"""

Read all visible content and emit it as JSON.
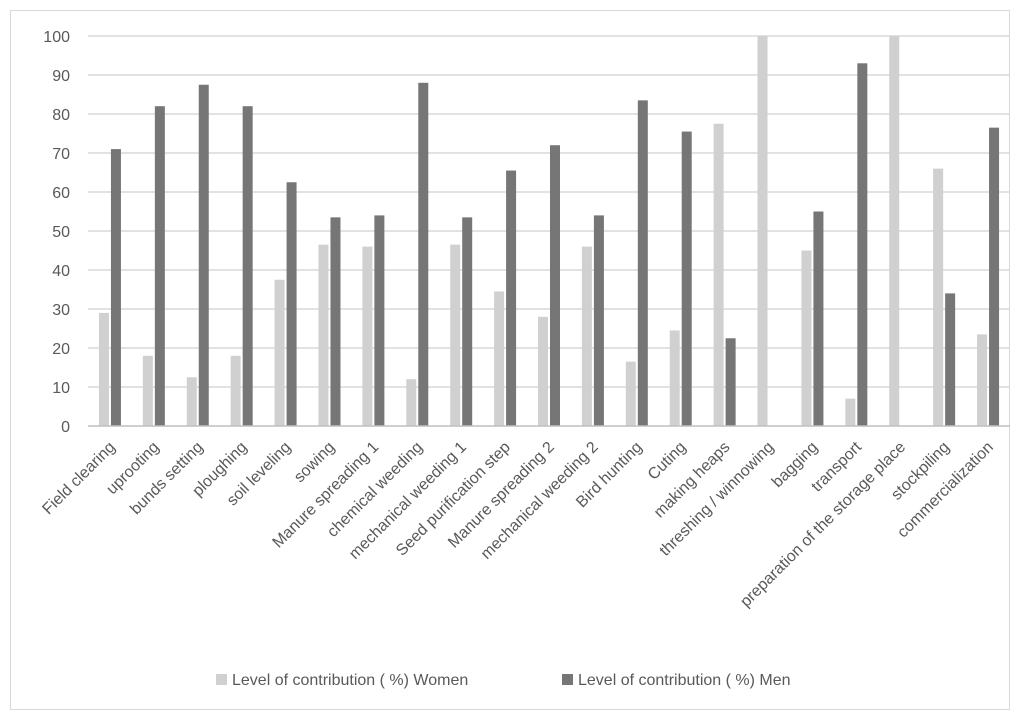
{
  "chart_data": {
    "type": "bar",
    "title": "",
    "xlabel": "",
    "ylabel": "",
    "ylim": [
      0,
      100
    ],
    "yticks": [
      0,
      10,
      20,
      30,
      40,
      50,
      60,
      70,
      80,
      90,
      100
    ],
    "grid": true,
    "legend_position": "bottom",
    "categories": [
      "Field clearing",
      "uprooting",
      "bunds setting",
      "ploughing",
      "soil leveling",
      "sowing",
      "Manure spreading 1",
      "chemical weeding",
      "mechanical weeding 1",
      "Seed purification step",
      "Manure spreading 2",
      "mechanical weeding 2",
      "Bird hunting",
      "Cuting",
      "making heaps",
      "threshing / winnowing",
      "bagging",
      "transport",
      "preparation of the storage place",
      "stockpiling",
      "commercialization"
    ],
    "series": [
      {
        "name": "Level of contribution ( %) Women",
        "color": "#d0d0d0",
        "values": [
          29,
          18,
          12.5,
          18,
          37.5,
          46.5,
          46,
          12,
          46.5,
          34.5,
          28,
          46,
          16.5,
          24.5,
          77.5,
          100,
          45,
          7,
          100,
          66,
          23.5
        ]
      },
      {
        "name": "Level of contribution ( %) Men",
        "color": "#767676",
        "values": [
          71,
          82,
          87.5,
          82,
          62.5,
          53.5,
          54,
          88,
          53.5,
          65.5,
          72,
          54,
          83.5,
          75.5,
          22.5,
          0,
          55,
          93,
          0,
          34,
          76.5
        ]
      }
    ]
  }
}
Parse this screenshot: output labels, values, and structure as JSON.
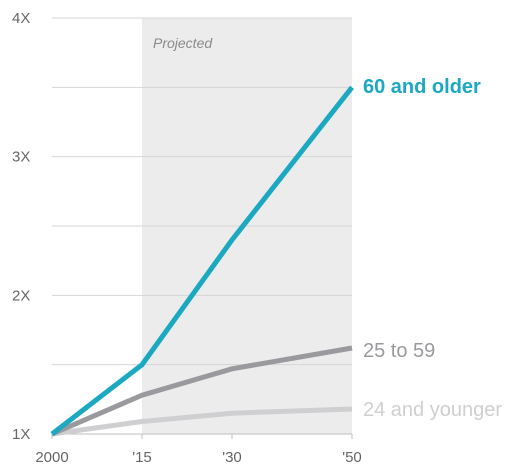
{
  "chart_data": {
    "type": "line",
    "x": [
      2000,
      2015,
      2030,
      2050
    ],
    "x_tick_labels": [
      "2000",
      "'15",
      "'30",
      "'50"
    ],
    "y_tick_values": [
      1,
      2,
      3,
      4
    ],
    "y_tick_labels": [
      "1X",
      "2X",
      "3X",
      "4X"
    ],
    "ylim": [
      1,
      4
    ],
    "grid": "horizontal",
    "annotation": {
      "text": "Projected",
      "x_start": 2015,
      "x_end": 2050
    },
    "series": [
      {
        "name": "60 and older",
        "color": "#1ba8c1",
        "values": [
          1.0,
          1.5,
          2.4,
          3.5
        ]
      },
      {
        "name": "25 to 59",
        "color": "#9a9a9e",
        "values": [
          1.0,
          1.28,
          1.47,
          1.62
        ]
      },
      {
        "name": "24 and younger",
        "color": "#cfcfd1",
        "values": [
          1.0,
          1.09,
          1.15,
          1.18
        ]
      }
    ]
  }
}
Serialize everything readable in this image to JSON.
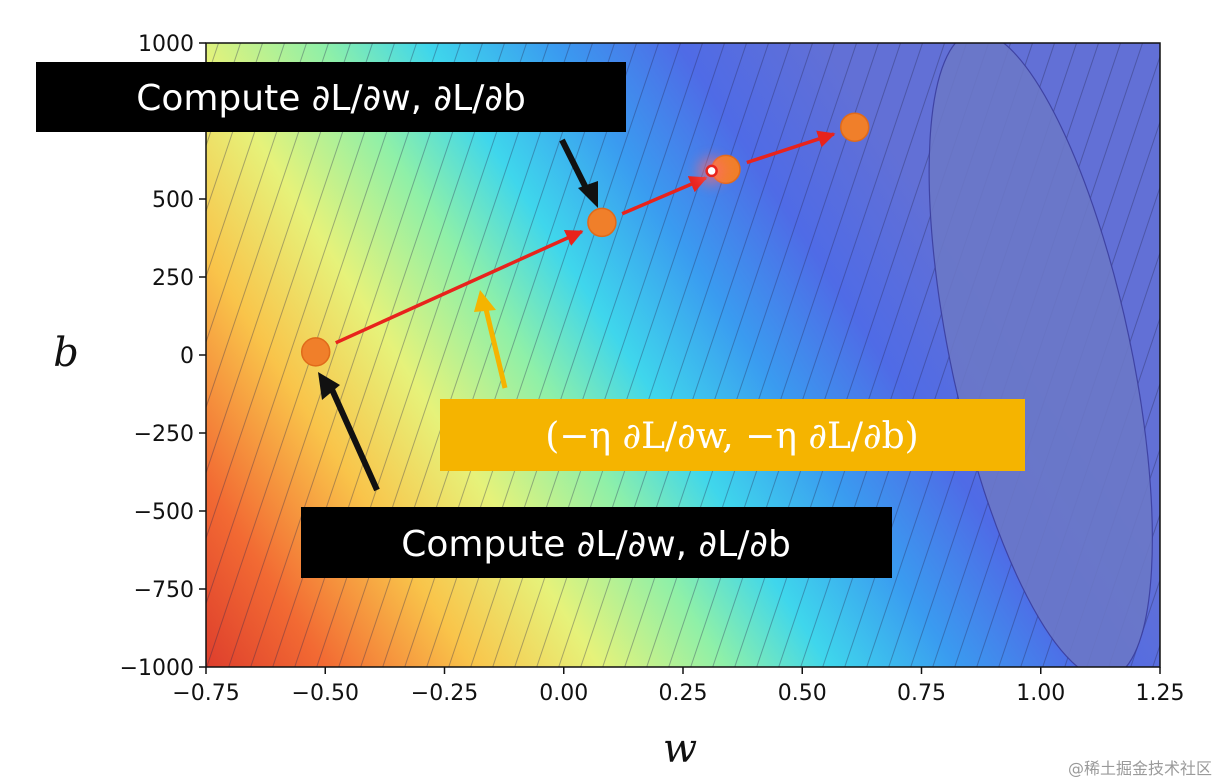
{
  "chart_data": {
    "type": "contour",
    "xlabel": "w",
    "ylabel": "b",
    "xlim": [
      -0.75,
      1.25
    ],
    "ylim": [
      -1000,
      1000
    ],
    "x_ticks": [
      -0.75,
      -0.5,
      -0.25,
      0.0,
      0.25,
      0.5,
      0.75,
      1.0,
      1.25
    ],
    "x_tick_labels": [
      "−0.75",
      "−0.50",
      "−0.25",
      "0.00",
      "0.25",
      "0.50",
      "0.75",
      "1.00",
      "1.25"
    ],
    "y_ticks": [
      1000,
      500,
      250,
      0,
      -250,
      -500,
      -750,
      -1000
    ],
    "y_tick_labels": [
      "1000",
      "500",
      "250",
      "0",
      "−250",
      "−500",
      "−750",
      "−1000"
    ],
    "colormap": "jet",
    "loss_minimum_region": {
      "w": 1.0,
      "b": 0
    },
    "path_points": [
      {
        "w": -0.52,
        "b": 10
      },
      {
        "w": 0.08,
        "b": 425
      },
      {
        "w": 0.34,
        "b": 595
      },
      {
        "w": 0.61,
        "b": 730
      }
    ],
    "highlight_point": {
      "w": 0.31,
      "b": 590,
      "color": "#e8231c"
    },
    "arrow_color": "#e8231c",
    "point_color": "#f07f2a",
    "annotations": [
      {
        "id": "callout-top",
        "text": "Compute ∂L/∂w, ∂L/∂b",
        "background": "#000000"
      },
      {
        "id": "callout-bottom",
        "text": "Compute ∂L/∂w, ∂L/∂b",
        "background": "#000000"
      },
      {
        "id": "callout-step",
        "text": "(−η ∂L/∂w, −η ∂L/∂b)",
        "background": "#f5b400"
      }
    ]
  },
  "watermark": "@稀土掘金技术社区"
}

"""

• [What you are asked to do] Return each line exactly as written. Any picture gets left out.

• [Exercise response]
Read all visible content and emit it as JSON.
{
  "chart_data": {
    "type": "bar",
    "title": "",
    "xlabel": "",
    "ylabel": "",
    "ylim": [
      0,
      100
    ],
    "yticks": [
      0,
      10,
      20,
      30,
      40,
      50,
      60,
      70,
      80,
      90,
      100
    ],
    "grid": true,
    "legend_position": "bottom",
    "categories": [
      "Field clearing",
      "uprooting",
      "bunds setting",
      "ploughing",
      "soil leveling",
      "sowing",
      "Manure spreading 1",
      "chemical weeding",
      "mechanical weeding 1",
      "Seed purification step",
      "Manure spreading 2",
      "mechanical weeding 2",
      "Bird hunting",
      "Cuting",
      "making heaps",
      "threshing / winnowing",
      "bagging",
      "transport",
      "preparation of the storage place",
      "stockpiling",
      "commercialization"
    ],
    "series": [
      {
        "name": "Level of contribution ( %) Women",
        "color": "#d0d0d0",
        "values": [
          29,
          18,
          12.5,
          18,
          37.5,
          46.5,
          46,
          12,
          46.5,
          34.5,
          28,
          46,
          16.5,
          24.5,
          77.5,
          100,
          45,
          7,
          100,
          66,
          23.5
        ]
      },
      {
        "name": "Level of contribution ( %) Men",
        "color": "#767676",
        "values": [
          71,
          82,
          87.5,
          82,
          62.5,
          53.5,
          54,
          88,
          53.5,
          65.5,
          72,
          54,
          83.5,
          75.5,
          22.5,
          0,
          55,
          93,
          0,
          34,
          76.5
        ]
      }
    ]
  }
}
Parse this screenshot: output labels, values, and structure as JSON.
{
  "chart_data": {
    "type": "line",
    "x": [
      2000,
      2015,
      2030,
      2050
    ],
    "x_tick_labels": [
      "2000",
      "'15",
      "'30",
      "'50"
    ],
    "y_tick_values": [
      1,
      2,
      3,
      4
    ],
    "y_tick_labels": [
      "1X",
      "2X",
      "3X",
      "4X"
    ],
    "ylim": [
      1,
      4
    ],
    "grid": "horizontal",
    "annotation": {
      "text": "Projected",
      "x_start": 2015,
      "x_end": 2050
    },
    "series": [
      {
        "name": "60 and older",
        "color": "#1ba8c1",
        "values": [
          1.0,
          1.5,
          2.4,
          3.5
        ]
      },
      {
        "name": "25 to 59",
        "color": "#9a9a9e",
        "values": [
          1.0,
          1.28,
          1.47,
          1.62
        ]
      },
      {
        "name": "24 and younger",
        "color": "#cfcfd1",
        "values": [
          1.0,
          1.09,
          1.15,
          1.18
        ]
      }
    ]
  }
}
Serialize everything readable in this image to JSON.
{
  "chart_data": {
    "type": "contour",
    "xlabel": "w",
    "ylabel": "b",
    "xlim": [
      -0.75,
      1.25
    ],
    "ylim": [
      -1000,
      1000
    ],
    "x_ticks": [
      -0.75,
      -0.5,
      -0.25,
      0.0,
      0.25,
      0.5,
      0.75,
      1.0,
      1.25
    ],
    "x_tick_labels": [
      "−0.75",
      "−0.50",
      "−0.25",
      "0.00",
      "0.25",
      "0.50",
      "0.75",
      "1.00",
      "1.25"
    ],
    "y_ticks": [
      1000,
      500,
      250,
      0,
      -250,
      -500,
      -750,
      -1000
    ],
    "y_tick_labels": [
      "1000",
      "500",
      "250",
      "0",
      "−250",
      "−500",
      "−750",
      "−1000"
    ],
    "colormap": "jet",
    "loss_minimum_region": {
      "w": 1.0,
      "b": 0
    },
    "path_points": [
      {
        "w": -0.52,
        "b": 10
      },
      {
        "w": 0.08,
        "b": 425
      },
      {
        "w": 0.34,
        "b": 595
      },
      {
        "w": 0.61,
        "b": 730
      }
    ],
    "highlight_point": {
      "w": 0.31,
      "b": 590,
      "color": "#e8231c"
    },
    "arrow_color": "#e8231c",
    "point_color": "#f07f2a",
    "annotations": [
      {
        "id": "callout-top",
        "text": "Compute ∂L/∂w, ∂L/∂b",
        "background": "#000000"
      },
      {
        "id": "callout-bottom",
        "text": "Compute ∂L/∂w, ∂L/∂b",
        "background": "#000000"
      },
      {
        "id": "callout-step",
        "text": "(−η ∂L/∂w, −η ∂L/∂b)",
        "background": "#f5b400"
      }
    ]
  },
  "watermark": "@稀土掘金技术社区"
}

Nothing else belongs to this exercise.